• [Written exercise]
Write the data out again, character for character, with no images.

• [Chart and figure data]

[start]

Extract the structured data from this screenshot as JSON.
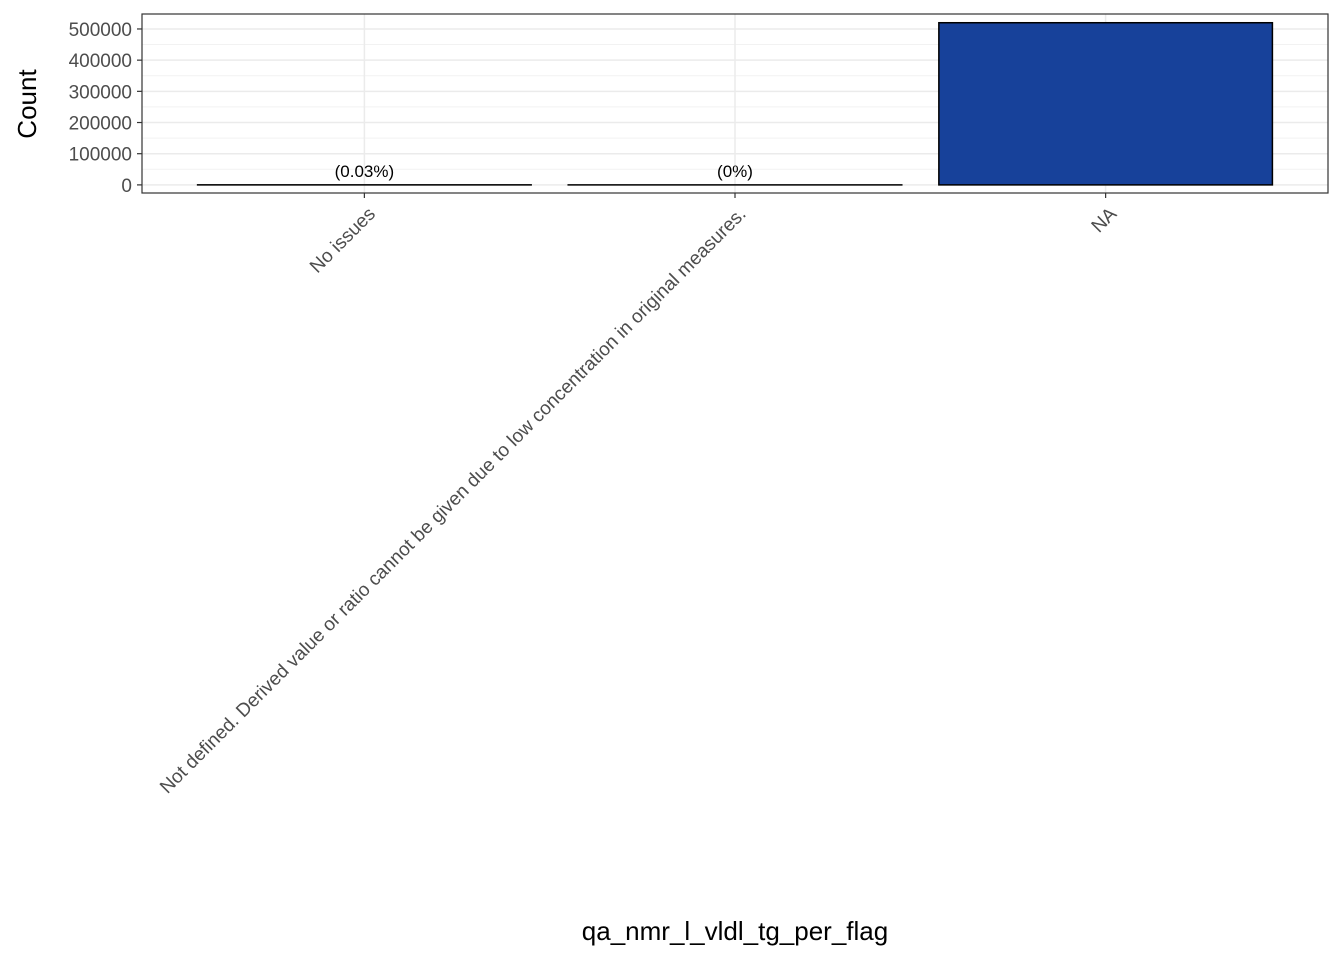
{
  "chart_data": {
    "type": "bar",
    "x_label": "qa_nmr_l_vldl_tg_per_flag",
    "y_label": "Count",
    "categories": [
      "No issues",
      "Not defined. Derived value or ratio cannot be given due to low concentration in original measures.",
      "NA"
    ],
    "values": [
      150,
      2,
      520000
    ],
    "value_labels": [
      "(0.03%)",
      "(0%)",
      null
    ],
    "color": "#17419a",
    "ylim": [
      -26000,
      548000
    ],
    "yticks": [
      0,
      100000,
      200000,
      300000,
      400000,
      500000
    ],
    "grid": true
  }
}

[end]

• [Task response]
Extract the structured data from this screenshot as JSON.
{
  "chart_data": {
    "type": "bar",
    "x_label": "qa_nmr_l_vldl_tg_per_flag",
    "y_label": "Count",
    "categories": [
      "No issues",
      "Not defined. Derived value or ratio cannot be given due to low concentration in original measures.",
      "NA"
    ],
    "values": [
      150,
      2,
      520000
    ],
    "value_labels": [
      "(0.03%)",
      "(0%)",
      null
    ],
    "color": "#17419a",
    "ylim": [
      -26000,
      548000
    ],
    "yticks": [
      0,
      100000,
      200000,
      300000,
      400000,
      500000
    ],
    "grid": true
  }
}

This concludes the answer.